Format the entries below as a JSON list of strings, one string per line and no blank lines, covering only the lines from the start of the entries up to and including the line with "tree-item[interactable]: Microsoft —".

>> Start

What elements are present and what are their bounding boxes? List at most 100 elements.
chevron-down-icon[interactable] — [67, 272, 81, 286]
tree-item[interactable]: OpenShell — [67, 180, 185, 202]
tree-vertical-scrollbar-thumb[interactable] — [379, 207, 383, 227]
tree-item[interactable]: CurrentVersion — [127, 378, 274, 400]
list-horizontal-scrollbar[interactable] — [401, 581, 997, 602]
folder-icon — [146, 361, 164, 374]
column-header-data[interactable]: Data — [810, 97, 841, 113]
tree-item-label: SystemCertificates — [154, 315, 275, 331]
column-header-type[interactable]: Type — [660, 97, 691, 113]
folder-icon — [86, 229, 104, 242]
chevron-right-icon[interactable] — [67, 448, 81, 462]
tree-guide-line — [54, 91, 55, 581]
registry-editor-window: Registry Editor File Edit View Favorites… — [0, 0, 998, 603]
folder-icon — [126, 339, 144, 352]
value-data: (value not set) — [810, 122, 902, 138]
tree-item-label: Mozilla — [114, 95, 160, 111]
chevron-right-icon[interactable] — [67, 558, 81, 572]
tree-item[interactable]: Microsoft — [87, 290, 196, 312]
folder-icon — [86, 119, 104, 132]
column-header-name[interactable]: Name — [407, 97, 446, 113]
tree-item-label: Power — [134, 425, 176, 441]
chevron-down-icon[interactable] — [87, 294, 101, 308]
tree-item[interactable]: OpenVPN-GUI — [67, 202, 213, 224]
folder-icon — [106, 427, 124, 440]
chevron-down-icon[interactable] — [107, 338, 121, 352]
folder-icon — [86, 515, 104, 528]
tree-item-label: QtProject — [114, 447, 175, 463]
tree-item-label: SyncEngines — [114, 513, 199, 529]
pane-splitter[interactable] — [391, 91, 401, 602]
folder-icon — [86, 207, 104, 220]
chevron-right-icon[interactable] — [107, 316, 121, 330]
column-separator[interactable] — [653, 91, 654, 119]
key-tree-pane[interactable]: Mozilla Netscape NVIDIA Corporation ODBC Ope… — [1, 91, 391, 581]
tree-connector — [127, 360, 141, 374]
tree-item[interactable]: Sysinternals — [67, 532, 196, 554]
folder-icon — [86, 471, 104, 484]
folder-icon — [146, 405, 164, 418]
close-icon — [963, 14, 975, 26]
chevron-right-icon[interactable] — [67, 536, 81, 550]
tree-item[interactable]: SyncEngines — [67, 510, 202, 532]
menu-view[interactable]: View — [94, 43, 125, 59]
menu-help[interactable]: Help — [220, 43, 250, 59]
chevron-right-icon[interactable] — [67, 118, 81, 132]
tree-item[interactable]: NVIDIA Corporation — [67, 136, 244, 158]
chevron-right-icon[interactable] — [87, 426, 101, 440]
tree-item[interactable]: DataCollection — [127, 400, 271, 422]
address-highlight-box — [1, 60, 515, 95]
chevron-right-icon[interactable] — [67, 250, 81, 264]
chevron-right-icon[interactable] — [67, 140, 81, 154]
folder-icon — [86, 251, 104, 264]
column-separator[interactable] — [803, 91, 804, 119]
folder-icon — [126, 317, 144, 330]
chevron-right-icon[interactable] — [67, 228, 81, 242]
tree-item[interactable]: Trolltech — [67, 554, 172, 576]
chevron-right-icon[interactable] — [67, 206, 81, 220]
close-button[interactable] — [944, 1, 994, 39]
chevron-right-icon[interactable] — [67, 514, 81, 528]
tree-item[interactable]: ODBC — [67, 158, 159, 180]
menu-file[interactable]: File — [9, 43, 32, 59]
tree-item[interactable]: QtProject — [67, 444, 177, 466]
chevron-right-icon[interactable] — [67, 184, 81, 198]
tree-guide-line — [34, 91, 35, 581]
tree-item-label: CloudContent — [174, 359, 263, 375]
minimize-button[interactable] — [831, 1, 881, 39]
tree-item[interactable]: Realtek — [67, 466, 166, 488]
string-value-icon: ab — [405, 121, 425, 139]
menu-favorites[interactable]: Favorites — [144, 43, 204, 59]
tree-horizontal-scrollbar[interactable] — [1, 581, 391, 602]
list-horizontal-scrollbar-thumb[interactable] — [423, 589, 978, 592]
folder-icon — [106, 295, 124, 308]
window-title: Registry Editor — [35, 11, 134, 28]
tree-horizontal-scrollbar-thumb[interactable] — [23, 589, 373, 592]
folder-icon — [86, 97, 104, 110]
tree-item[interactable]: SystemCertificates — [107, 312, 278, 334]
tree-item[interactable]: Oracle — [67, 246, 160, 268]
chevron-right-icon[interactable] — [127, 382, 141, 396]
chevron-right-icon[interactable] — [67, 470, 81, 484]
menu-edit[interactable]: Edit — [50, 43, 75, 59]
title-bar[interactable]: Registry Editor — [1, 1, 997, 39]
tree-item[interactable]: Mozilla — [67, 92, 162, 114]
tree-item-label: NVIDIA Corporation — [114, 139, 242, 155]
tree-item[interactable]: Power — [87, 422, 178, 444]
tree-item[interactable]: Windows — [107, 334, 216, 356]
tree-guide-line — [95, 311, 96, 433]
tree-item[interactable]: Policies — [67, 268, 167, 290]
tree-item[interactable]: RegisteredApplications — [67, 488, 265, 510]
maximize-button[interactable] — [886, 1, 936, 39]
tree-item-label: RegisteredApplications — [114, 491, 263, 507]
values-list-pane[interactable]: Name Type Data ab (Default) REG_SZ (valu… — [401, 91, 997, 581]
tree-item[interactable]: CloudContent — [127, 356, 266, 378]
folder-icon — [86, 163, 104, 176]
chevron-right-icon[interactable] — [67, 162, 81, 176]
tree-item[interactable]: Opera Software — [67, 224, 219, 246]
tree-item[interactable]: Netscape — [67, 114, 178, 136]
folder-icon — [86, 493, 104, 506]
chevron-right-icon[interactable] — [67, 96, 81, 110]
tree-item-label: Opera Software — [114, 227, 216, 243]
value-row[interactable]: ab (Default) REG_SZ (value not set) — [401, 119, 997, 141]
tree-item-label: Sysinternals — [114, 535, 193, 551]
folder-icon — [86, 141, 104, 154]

>> End

▸ **Response**
[
  "What elements are present and what are their bounding boxes? List at most 100 elements.",
  "chevron-down-icon[interactable] — [67, 272, 81, 286]",
  "tree-item[interactable]: OpenShell — [67, 180, 185, 202]",
  "tree-vertical-scrollbar-thumb[interactable] — [379, 207, 383, 227]",
  "tree-item[interactable]: CurrentVersion — [127, 378, 274, 400]",
  "list-horizontal-scrollbar[interactable] — [401, 581, 997, 602]",
  "folder-icon — [146, 361, 164, 374]",
  "column-header-data[interactable]: Data — [810, 97, 841, 113]",
  "tree-item-label: SystemCertificates — [154, 315, 275, 331]",
  "column-header-type[interactable]: Type — [660, 97, 691, 113]",
  "folder-icon — [86, 229, 104, 242]",
  "chevron-right-icon[interactable] — [67, 448, 81, 462]",
  "tree-guide-line — [54, 91, 55, 581]",
  "registry-editor-window: Registry Editor File Edit View Favorites… — [0, 0, 998, 603]",
  "folder-icon — [126, 339, 144, 352]",
  "value-data: (value not set) — [810, 122, 902, 138]",
  "tree-item-label: Mozilla — [114, 95, 160, 111]",
  "chevron-right-icon[interactable] — [67, 558, 81, 572]",
  "tree-item[interactable]: Microsoft — [87, 290, 196, 312]"
]